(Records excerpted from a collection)
[start]
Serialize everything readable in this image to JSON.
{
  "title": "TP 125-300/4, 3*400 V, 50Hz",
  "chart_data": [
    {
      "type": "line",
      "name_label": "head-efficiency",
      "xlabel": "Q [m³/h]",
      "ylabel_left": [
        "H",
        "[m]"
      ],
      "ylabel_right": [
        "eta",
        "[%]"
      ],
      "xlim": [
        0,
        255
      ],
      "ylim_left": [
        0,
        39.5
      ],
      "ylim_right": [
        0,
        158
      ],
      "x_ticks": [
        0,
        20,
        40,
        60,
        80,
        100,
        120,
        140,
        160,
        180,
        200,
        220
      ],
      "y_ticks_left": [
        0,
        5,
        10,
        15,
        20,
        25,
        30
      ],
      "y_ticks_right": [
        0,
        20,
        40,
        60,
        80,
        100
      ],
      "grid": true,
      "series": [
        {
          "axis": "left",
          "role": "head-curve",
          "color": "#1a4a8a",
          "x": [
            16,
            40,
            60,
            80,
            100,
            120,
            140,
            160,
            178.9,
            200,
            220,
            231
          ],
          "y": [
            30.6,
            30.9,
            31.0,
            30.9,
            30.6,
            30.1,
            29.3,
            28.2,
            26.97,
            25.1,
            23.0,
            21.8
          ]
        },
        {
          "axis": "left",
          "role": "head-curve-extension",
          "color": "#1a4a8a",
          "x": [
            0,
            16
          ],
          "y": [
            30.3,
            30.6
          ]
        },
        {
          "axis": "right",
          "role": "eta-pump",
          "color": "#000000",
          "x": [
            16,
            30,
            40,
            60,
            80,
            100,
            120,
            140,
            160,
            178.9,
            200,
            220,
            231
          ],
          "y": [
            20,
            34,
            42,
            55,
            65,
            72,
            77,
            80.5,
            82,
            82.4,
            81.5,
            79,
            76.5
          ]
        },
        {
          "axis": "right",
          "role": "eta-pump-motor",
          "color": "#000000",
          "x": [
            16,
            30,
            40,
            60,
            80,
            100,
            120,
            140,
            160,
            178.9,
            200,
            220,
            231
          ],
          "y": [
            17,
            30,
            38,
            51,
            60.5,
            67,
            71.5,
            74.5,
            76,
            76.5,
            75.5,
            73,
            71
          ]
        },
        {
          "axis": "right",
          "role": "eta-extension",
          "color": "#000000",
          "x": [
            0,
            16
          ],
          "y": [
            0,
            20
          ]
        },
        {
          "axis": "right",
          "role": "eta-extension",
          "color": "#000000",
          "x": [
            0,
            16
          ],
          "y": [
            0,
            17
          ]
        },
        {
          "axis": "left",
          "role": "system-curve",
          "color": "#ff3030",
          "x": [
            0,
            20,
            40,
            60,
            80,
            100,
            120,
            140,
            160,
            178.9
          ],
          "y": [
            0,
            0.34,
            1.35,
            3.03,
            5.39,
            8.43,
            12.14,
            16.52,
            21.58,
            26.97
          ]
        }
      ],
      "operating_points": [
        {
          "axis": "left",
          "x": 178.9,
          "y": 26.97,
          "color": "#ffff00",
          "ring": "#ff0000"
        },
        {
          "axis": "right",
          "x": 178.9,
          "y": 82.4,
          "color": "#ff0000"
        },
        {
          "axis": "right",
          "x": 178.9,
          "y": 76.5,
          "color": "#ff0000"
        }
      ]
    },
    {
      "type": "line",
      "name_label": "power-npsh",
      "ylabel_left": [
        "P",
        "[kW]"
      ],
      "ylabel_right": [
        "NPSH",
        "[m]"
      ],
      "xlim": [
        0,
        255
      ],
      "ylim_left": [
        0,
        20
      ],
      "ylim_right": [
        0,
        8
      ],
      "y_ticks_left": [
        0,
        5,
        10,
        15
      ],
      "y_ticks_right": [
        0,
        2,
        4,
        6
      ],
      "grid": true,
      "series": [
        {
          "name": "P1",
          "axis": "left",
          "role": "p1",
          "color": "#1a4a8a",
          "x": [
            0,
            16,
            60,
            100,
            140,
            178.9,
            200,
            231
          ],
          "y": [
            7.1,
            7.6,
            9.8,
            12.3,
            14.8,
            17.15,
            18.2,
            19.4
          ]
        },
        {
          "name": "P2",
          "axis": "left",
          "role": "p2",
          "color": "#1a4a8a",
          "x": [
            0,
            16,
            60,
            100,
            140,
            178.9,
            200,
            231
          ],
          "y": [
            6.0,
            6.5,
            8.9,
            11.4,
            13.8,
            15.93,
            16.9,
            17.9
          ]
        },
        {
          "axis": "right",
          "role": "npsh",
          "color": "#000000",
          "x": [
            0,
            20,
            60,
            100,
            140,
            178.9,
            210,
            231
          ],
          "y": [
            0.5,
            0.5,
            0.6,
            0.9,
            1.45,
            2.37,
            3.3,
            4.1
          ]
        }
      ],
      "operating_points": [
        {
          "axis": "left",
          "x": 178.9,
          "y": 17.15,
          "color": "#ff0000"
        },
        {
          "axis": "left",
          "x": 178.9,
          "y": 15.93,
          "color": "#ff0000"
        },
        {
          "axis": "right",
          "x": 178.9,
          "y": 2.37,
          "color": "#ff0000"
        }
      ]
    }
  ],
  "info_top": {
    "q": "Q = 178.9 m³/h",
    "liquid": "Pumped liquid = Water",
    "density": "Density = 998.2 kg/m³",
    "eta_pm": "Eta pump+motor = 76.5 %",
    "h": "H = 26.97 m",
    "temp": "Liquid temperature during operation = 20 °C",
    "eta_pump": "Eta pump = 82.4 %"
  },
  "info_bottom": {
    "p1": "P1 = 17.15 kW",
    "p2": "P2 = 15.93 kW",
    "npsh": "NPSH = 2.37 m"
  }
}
[end]
Using the material above, work out how many lines contain the string "curve". Give that number alone.

3